Dataset entries on figures
........

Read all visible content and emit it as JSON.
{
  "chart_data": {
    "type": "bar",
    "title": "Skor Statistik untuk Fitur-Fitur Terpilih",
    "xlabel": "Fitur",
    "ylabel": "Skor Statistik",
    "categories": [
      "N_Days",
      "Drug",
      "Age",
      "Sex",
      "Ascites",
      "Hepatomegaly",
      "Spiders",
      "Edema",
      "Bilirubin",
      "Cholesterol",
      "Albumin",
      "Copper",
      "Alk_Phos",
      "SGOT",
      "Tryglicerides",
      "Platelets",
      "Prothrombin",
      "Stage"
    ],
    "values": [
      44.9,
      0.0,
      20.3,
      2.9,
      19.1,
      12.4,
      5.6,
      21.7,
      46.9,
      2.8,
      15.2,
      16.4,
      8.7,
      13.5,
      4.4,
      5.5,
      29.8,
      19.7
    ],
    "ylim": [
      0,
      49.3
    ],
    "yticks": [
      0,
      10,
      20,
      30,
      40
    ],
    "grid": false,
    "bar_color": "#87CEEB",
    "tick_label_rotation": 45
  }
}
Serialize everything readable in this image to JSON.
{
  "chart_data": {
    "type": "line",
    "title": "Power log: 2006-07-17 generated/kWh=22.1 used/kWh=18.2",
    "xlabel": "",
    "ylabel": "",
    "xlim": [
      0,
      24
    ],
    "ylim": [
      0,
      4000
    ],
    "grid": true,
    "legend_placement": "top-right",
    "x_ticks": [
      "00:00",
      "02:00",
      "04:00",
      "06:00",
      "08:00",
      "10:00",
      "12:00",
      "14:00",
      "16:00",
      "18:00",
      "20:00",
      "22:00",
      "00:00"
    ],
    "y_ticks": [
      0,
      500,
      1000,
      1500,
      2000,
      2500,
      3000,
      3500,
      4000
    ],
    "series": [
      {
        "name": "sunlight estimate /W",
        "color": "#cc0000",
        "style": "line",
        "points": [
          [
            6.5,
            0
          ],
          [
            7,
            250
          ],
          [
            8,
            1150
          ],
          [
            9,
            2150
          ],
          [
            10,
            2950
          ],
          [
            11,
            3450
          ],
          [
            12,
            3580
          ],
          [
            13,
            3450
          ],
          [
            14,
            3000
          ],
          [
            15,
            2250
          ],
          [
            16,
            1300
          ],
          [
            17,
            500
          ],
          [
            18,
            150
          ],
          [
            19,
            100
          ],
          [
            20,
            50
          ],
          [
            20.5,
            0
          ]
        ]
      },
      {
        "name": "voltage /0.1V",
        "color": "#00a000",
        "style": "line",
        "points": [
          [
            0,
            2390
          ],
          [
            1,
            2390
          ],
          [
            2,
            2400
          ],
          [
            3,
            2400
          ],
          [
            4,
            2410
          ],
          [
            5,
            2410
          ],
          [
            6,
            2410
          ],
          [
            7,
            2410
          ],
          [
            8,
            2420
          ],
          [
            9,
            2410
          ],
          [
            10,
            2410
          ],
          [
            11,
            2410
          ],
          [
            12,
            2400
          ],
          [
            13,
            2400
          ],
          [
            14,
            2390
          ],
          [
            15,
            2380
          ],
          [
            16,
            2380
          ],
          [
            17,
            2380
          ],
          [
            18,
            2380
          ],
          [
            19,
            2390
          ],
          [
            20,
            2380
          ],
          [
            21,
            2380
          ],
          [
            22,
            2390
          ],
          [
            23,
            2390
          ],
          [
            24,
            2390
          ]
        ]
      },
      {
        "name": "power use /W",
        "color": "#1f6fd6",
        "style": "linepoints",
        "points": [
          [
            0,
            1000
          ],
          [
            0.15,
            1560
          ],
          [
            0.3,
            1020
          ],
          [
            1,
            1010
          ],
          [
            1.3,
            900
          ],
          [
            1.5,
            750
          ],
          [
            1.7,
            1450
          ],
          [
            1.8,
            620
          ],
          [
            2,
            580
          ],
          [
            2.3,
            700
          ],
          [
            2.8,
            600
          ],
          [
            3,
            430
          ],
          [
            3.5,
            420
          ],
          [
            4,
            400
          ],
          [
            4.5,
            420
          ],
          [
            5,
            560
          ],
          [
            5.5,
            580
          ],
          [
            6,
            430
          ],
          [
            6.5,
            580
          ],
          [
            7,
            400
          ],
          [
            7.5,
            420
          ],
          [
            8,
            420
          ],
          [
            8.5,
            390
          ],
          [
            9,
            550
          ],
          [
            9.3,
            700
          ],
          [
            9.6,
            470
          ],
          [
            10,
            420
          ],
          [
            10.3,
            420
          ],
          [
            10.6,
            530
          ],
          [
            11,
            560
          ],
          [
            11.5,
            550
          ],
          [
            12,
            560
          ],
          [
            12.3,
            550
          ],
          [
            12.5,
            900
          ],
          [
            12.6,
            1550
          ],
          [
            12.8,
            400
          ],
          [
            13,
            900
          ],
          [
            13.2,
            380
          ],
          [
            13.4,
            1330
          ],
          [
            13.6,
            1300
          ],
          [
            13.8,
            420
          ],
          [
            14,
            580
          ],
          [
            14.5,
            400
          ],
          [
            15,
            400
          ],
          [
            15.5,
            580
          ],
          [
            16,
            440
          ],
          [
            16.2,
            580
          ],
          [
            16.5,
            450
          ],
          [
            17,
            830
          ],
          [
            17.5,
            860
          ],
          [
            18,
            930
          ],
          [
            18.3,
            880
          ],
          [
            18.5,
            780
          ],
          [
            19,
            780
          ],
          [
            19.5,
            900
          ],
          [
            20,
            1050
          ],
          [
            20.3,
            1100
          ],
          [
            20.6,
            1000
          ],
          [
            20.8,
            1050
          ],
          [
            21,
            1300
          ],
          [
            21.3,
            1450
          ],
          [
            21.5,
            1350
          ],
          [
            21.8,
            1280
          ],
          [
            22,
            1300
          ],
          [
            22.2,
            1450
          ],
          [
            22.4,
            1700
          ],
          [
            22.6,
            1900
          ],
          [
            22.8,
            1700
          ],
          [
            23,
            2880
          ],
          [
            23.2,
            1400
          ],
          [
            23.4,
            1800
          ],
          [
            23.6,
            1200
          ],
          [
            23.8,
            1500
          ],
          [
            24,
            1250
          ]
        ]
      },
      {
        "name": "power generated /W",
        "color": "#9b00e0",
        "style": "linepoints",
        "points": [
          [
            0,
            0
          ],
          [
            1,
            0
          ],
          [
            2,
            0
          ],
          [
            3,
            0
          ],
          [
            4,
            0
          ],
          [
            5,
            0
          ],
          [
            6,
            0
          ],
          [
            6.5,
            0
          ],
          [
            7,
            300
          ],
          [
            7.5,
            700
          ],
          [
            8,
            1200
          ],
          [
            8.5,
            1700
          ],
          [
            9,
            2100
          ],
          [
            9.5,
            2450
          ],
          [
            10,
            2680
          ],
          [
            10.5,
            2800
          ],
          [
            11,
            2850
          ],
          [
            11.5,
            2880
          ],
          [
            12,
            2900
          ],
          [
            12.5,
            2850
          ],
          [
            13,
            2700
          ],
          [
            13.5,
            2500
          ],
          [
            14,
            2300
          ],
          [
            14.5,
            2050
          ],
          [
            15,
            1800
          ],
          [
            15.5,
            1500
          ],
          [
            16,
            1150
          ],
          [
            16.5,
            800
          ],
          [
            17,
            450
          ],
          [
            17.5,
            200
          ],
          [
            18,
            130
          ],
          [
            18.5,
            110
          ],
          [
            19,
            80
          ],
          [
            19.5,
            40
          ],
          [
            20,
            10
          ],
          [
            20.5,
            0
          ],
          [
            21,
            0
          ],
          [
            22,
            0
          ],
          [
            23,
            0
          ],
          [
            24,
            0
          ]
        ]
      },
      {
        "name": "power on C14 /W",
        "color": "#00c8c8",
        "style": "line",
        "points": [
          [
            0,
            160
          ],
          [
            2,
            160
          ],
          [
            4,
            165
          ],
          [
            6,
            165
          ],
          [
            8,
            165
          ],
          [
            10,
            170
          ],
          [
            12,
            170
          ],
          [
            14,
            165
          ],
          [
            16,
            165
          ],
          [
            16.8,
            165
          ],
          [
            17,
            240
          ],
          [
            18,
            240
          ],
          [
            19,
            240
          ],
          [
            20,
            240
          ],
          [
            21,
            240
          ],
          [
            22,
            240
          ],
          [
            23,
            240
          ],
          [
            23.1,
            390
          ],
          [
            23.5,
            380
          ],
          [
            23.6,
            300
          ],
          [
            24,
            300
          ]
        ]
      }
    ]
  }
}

........

**GOAL OF THE EXERCISE**.
Find each line that has the word "Fitur", then copy it out.

**RESPONSE BELOW**.
    "title": "Skor Statistik untuk Fitur-Fitur Terpilih",
    "xlabel": "Fitur",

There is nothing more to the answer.